Aim of the task> Write out the entries again exactly as they are given.

Provided material>
----------

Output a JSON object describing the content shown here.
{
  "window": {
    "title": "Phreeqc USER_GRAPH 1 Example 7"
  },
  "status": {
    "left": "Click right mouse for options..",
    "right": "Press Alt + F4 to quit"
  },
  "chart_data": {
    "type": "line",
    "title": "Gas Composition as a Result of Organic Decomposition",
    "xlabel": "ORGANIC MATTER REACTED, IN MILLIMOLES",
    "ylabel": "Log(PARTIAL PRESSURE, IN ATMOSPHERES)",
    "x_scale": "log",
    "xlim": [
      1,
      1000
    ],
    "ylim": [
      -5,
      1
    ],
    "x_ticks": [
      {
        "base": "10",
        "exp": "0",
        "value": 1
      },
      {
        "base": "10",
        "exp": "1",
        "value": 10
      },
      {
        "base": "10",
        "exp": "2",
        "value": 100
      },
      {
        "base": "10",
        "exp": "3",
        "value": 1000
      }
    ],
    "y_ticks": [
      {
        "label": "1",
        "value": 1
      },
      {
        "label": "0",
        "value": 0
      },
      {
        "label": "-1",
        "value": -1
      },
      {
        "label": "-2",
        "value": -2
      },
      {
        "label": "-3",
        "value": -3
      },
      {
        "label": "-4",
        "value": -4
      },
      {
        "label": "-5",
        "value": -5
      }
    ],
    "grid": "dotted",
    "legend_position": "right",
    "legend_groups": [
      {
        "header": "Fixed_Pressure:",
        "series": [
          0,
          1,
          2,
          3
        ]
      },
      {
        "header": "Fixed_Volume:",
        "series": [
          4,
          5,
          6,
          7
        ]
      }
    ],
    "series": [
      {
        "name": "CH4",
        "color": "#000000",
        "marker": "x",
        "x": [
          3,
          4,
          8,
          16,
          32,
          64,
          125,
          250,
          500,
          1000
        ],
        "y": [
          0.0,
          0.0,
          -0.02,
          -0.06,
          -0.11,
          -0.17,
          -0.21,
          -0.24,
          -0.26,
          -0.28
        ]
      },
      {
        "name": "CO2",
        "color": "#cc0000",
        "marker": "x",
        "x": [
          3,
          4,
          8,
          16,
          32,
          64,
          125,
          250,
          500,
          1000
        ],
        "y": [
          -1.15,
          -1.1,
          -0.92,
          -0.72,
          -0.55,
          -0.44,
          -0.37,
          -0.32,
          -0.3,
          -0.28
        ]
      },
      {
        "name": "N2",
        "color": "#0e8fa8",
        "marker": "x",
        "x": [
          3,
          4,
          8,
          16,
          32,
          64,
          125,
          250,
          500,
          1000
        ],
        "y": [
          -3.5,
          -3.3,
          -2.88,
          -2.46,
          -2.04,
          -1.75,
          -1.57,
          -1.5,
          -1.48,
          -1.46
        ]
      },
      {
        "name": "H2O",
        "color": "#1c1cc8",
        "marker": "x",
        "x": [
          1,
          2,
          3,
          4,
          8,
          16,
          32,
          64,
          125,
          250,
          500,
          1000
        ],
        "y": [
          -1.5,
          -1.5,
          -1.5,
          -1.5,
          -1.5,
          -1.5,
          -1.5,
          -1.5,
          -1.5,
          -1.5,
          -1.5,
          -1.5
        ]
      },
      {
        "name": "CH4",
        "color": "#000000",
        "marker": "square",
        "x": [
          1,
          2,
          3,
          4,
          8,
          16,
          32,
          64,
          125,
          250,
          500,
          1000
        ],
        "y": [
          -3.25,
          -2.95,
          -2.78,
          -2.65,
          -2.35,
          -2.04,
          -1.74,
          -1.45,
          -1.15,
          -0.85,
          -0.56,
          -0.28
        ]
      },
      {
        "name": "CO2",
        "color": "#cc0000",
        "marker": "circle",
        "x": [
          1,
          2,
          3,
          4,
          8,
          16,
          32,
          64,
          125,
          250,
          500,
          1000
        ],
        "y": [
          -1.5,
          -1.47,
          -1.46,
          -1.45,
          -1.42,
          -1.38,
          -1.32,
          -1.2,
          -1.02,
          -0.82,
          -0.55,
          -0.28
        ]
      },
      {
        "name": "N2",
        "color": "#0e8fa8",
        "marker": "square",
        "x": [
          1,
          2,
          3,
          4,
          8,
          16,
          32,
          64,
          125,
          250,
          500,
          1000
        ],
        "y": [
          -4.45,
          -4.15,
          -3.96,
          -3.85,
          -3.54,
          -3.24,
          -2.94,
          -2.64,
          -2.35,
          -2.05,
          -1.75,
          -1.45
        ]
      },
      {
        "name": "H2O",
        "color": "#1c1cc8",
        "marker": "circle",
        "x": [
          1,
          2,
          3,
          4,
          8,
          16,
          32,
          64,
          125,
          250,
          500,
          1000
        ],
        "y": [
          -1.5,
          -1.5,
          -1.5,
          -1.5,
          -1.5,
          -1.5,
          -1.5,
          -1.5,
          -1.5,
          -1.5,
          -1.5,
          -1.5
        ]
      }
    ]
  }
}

----------

Exercise response>
Output a JSON object describing the content shown here.
{
  "window": {
    "title": "Phreeqc USER_GRAPH 1 Example 7"
  },
  "status": {
    "left": "Click right mouse for options..",
    "right": "Press Alt + F4 to quit"
  },
  "chart_data": {
    "type": "line",
    "title": "Gas Composition as a Result of Organic Decomposition",
    "xlabel": "ORGANIC MATTER REACTED, IN MILLIMOLES",
    "ylabel": "Log(PARTIAL PRESSURE, IN ATMOSPHERES)",
    "x_scale": "log",
    "xlim": [
      1,
      1000
    ],
    "ylim": [
      -5,
      1
    ],
    "x_ticks": [
      {
        "base": "10",
        "exp": "0",
        "value": 1
      },
      {
        "base": "10",
        "exp": "1",
        "value": 10
      },
      {
        "base": "10",
        "exp": "2",
        "value": 100
      },
      {
        "base": "10",
        "exp": "3",
        "value": 1000
      }
    ],
    "y_ticks": [
      {
        "label": "1",
        "value": 1
      },
      {
        "label": "0",
        "value": 0
      },
      {
        "label": "-1",
        "value": -1
      },
      {
        "label": "-2",
        "value": -2
      },
      {
        "label": "-3",
        "value": -3
      },
      {
        "label": "-4",
        "value": -4
      },
      {
        "label": "-5",
        "value": -5
      }
    ],
    "grid": "dotted",
    "legend_position": "right",
    "legend_groups": [
      {
        "header": "Fixed_Pressure:",
        "series": [
          0,
          1,
          2,
          3
        ]
      },
      {
        "header": "Fixed_Volume:",
        "series": [
          4,
          5,
          6,
          7
        ]
      }
    ],
    "series": [
      {
        "name": "CH4",
        "color": "#000000",
        "marker": "x",
        "x": [
          3,
          4,
          8,
          16,
          32,
          64,
          125,
          250,
          500,
          1000
        ],
        "y": [
          0.0,
          0.0,
          -0.02,
          -0.06,
          -0.11,
          -0.17,
          -0.21,
          -0.24,
          -0.26,
          -0.28
        ]
      },
      {
        "name": "CO2",
        "color": "#cc0000",
        "marker": "x",
        "x": [
          3,
          4,
          8,
          16,
          32,
          64,
          125,
          250,
          500,
          1000
        ],
        "y": [
          -1.15,
          -1.1,
          -0.92,
          -0.72,
          -0.55,
          -0.44,
          -0.37,
          -0.32,
          -0.3,
          -0.28
        ]
      },
      {
        "name": "N2",
        "color": "#0e8fa8",
        "marker": "x",
        "x": [
          3,
          4,
          8,
          16,
          32,
          64,
          125,
          250,
          500,
          1000
        ],
        "y": [
          -3.5,
          -3.3,
          -2.88,
          -2.46,
          -2.04,
          -1.75,
          -1.57,
          -1.5,
          -1.48,
          -1.46
        ]
      },
      {
        "name": "H2O",
        "color": "#1c1cc8",
        "marker": "x",
        "x": [
          1,
          2,
          3,
          4,
          8,
          16,
          32,
          64,
          125,
          250,
          500,
          1000
        ],
        "y": [
          -1.5,
          -1.5,
          -1.5,
          -1.5,
          -1.5,
          -1.5,
          -1.5,
          -1.5,
          -1.5,
          -1.5,
          -1.5,
          -1.5
        ]
      },
      {
        "name": "CH4",
        "color": "#000000",
        "marker": "square",
        "x": [
          1,
          2,
          3,
          4,
          8,
          16,
          32,
          64,
          125,
          250,
          500,
          1000
        ],
        "y": [
          -3.25,
          -2.95,
          -2.78,
          -2.65,
          -2.35,
          -2.04,
          -1.74,
          -1.45,
          -1.15,
          -0.85,
          -0.56,
          -0.28
        ]
      },
      {
        "name": "CO2",
        "color": "#cc0000",
        "marker": "circle",
        "x": [
          1,
          2,
          3,
          4,
          8,
          16,
          32,
          64,
          125,
          250,
          500,
          1000
        ],
        "y": [
          -1.5,
          -1.47,
          -1.46,
          -1.45,
          -1.42,
          -1.38,
          -1.32,
          -1.2,
          -1.02,
          -0.82,
          -0.55,
          -0.28
        ]
      },
      {
        "name": "N2",
        "color": "#0e8fa8",
        "marker": "square",
        "x": [
          1,
          2,
          3,
          4,
          8,
          16,
          32,
          64,
          125,
          250,
          500,
          1000
        ],
        "y": [
          -4.45,
          -4.15,
          -3.96,
          -3.85,
          -3.54,
          -3.24,
          -2.94,
          -2.64,
          -2.35,
          -2.05,
          -1.75,
          -1.45
        ]
      },
      {
        "name": "H2O",
        "color": "#1c1cc8",
        "marker": "circle",
        "x": [
          1,
          2,
          3,
          4,
          8,
          16,
          32,
          64,
          125,
          250,
          500,
          1000
        ],
        "y": [
          -1.5,
          -1.5,
          -1.5,
          -1.5,
          -1.5,
          -1.5,
          -1.5,
          -1.5,
          -1.5,
          -1.5,
          -1.5,
          -1.5
        ]
      }
    ]
  }
}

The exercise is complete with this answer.